* [Goal]:
Print out every record exactly as it appears.

* [Recorded data]:
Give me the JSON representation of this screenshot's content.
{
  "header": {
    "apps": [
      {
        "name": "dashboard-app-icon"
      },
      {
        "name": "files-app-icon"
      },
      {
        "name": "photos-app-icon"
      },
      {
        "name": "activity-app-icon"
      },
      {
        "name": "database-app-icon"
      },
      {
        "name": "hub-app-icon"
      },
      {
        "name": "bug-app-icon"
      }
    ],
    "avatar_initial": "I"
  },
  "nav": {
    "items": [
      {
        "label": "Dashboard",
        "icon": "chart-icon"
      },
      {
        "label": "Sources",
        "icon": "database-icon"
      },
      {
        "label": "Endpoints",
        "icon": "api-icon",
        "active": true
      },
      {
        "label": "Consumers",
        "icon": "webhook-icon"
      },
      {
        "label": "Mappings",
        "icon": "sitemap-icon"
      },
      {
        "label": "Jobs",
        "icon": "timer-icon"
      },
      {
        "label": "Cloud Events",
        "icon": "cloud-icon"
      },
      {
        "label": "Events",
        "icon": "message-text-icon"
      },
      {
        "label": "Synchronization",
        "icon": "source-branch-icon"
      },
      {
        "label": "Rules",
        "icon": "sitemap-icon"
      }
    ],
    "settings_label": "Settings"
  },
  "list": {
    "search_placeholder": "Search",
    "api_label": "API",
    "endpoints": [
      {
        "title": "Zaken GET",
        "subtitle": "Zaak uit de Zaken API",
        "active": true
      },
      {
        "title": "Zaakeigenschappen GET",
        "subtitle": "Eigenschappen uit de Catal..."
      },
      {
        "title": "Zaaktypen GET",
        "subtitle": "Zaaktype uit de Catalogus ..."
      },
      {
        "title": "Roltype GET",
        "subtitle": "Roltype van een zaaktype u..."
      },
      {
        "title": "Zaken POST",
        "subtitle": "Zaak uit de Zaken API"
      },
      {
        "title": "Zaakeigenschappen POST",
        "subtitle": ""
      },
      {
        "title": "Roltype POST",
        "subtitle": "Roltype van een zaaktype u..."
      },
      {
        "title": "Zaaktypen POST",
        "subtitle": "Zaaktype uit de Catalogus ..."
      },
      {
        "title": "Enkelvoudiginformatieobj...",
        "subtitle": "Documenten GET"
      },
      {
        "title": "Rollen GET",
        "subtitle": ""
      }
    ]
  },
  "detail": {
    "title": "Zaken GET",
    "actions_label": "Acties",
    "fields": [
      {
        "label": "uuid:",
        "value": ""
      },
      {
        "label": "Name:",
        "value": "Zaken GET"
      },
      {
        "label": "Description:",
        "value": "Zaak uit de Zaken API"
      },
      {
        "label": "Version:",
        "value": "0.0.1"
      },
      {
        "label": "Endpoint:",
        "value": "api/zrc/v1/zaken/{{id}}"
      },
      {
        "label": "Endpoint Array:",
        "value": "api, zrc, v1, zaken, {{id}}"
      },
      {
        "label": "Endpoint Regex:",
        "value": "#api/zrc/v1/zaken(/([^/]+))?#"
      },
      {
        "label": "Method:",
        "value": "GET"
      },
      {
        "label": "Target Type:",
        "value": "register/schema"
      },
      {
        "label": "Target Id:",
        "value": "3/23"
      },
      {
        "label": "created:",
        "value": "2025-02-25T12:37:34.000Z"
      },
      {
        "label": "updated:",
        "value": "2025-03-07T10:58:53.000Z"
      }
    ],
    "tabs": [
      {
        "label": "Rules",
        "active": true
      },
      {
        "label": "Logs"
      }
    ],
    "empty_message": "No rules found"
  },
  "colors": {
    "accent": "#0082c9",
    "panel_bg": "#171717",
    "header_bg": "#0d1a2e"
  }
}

* [Reply]:
Give me the JSON representation of this screenshot's content.
{
  "header": {
    "apps": [
      {
        "name": "dashboard-app-icon"
      },
      {
        "name": "files-app-icon"
      },
      {
        "name": "photos-app-icon"
      },
      {
        "name": "activity-app-icon"
      },
      {
        "name": "database-app-icon"
      },
      {
        "name": "hub-app-icon"
      },
      {
        "name": "bug-app-icon"
      }
    ],
    "avatar_initial": "I"
  },
  "nav": {
    "items": [
      {
        "label": "Dashboard",
        "icon": "chart-icon"
      },
      {
        "label": "Sources",
        "icon": "database-icon"
      },
      {
        "label": "Endpoints",
        "icon": "api-icon",
        "active": true
      },
      {
        "label": "Consumers",
        "icon": "webhook-icon"
      },
      {
        "label": "Mappings",
        "icon": "sitemap-icon"
      },
      {
        "label": "Jobs",
        "icon": "timer-icon"
      },
      {
        "label": "Cloud Events",
        "icon": "cloud-icon"
      },
      {
        "label": "Events",
        "icon": "message-text-icon"
      },
      {
        "label": "Synchronization",
        "icon": "source-branch-icon"
      },
      {
        "label": "Rules",
        "icon": "sitemap-icon"
      }
    ],
    "settings_label": "Settings"
  },
  "list": {
    "search_placeholder": "Search",
    "api_label": "API",
    "endpoints": [
      {
        "title": "Zaken GET",
        "subtitle": "Zaak uit de Zaken API",
        "active": true
      },
      {
        "title": "Zaakeigenschappen GET",
        "subtitle": "Eigenschappen uit de Catal..."
      },
      {
        "title": "Zaaktypen GET",
        "subtitle": "Zaaktype uit de Catalogus ..."
      },
      {
        "title": "Roltype GET",
        "subtitle": "Roltype van een zaaktype u..."
      },
      {
        "title": "Zaken POST",
        "subtitle": "Zaak uit de Zaken API"
      },
      {
        "title": "Zaakeigenschappen POST",
        "subtitle": ""
      },
      {
        "title": "Roltype POST",
        "subtitle": "Roltype van een zaaktype u..."
      },
      {
        "title": "Zaaktypen POST",
        "subtitle": "Zaaktype uit de Catalogus ..."
      },
      {
        "title": "Enkelvoudiginformatieobj...",
        "subtitle": "Documenten GET"
      },
      {
        "title": "Rollen GET",
        "subtitle": ""
      }
    ]
  },
  "detail": {
    "title": "Zaken GET",
    "actions_label": "Acties",
    "fields": [
      {
        "label": "uuid:",
        "value": ""
      },
      {
        "label": "Name:",
        "value": "Zaken GET"
      },
      {
        "label": "Description:",
        "value": "Zaak uit de Zaken API"
      },
      {
        "label": "Version:",
        "value": "0.0.1"
      },
      {
        "label": "Endpoint:",
        "value": "api/zrc/v1/zaken/{{id}}"
      },
      {
        "label": "Endpoint Array:",
        "value": "api, zrc, v1, zaken, {{id}}"
      },
      {
        "label": "Endpoint Regex:",
        "value": "#api/zrc/v1/zaken(/([^/]+))?#"
      },
      {
        "label": "Method:",
        "value": "GET"
      },
      {
        "label": "Target Type:",
        "value": "register/schema"
      },
      {
        "label": "Target Id:",
        "value": "3/23"
      },
      {
        "label": "created:",
        "value": "2025-02-25T12:37:34.000Z"
      },
      {
        "label": "updated:",
        "value": "2025-03-07T10:58:53.000Z"
      }
    ],
    "tabs": [
      {
        "label": "Rules",
        "active": true
      },
      {
        "label": "Logs"
      }
    ],
    "empty_message": "No rules found"
  },
  "colors": {
    "accent": "#0082c9",
    "panel_bg": "#171717",
    "header_bg": "#0d1a2e"
  }
}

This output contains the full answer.